What you are asked to do: Present the data once more in exactly its original form.

Data excerpts:
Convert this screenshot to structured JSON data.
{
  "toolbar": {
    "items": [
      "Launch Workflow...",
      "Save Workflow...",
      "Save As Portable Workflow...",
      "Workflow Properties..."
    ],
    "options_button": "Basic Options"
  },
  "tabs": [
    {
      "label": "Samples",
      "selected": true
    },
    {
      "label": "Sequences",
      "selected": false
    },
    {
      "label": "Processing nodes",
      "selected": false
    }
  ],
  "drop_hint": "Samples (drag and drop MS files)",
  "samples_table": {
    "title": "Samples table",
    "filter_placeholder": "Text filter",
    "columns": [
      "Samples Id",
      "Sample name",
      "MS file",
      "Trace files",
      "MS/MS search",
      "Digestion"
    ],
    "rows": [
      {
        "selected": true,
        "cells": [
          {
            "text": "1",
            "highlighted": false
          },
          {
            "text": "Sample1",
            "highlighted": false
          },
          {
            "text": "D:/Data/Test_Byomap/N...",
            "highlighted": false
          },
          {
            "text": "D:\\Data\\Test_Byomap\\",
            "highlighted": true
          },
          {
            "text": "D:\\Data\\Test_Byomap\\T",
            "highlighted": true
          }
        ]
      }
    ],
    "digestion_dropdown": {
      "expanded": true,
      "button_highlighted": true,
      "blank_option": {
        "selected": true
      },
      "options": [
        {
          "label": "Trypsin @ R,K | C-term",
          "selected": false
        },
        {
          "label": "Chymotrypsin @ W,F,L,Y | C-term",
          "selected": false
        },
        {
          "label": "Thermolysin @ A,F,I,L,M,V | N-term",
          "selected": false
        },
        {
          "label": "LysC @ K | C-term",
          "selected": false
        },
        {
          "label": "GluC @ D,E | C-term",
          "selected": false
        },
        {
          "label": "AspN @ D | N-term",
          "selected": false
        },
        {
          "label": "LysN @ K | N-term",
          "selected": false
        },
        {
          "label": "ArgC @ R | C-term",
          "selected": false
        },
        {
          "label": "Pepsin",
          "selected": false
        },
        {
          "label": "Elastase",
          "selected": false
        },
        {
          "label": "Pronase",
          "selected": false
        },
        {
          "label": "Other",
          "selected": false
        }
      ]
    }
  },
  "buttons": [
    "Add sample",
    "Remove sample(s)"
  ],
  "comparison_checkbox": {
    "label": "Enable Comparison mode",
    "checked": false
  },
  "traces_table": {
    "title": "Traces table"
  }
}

The result:
Convert this screenshot to structured JSON data.
{
  "toolbar": {
    "items": [
      "Launch Workflow...",
      "Save Workflow...",
      "Save As Portable Workflow...",
      "Workflow Properties..."
    ],
    "options_button": "Basic Options"
  },
  "tabs": [
    {
      "label": "Samples",
      "selected": true
    },
    {
      "label": "Sequences",
      "selected": false
    },
    {
      "label": "Processing nodes",
      "selected": false
    }
  ],
  "drop_hint": "Samples (drag and drop MS files)",
  "samples_table": {
    "title": "Samples table",
    "filter_placeholder": "Text filter",
    "columns": [
      "Samples Id",
      "Sample name",
      "MS file",
      "Trace files",
      "MS/MS search",
      "Digestion"
    ],
    "rows": [
      {
        "selected": true,
        "cells": [
          {
            "text": "1",
            "highlighted": false
          },
          {
            "text": "Sample1",
            "highlighted": false
          },
          {
            "text": "D:/Data/Test_Byomap/N...",
            "highlighted": false
          },
          {
            "text": "D:\\Data\\Test_Byomap\\",
            "highlighted": true
          },
          {
            "text": "D:\\Data\\Test_Byomap\\T",
            "highlighted": true
          }
        ]
      }
    ],
    "digestion_dropdown": {
      "expanded": true,
      "button_highlighted": true,
      "blank_option": {
        "selected": true
      },
      "options": [
        {
          "label": "Trypsin @ R,K | C-term",
          "selected": false
        },
        {
          "label": "Chymotrypsin @ W,F,L,Y | C-term",
          "selected": false
        },
        {
          "label": "Thermolysin @ A,F,I,L,M,V | N-term",
          "selected": false
        },
        {
          "label": "LysC @ K | C-term",
          "selected": false
        },
        {
          "label": "GluC @ D,E | C-term",
          "selected": false
        },
        {
          "label": "AspN @ D | N-term",
          "selected": false
        },
        {
          "label": "LysN @ K | N-term",
          "selected": false
        },
        {
          "label": "ArgC @ R | C-term",
          "selected": false
        },
        {
          "label": "Pepsin",
          "selected": false
        },
        {
          "label": "Elastase",
          "selected": false
        },
        {
          "label": "Pronase",
          "selected": false
        },
        {
          "label": "Other",
          "selected": false
        }
      ]
    }
  },
  "buttons": [
    "Add sample",
    "Remove sample(s)"
  ],
  "comparison_checkbox": {
    "label": "Enable Comparison mode",
    "checked": false
  },
  "traces_table": {
    "title": "Traces table"
  }
}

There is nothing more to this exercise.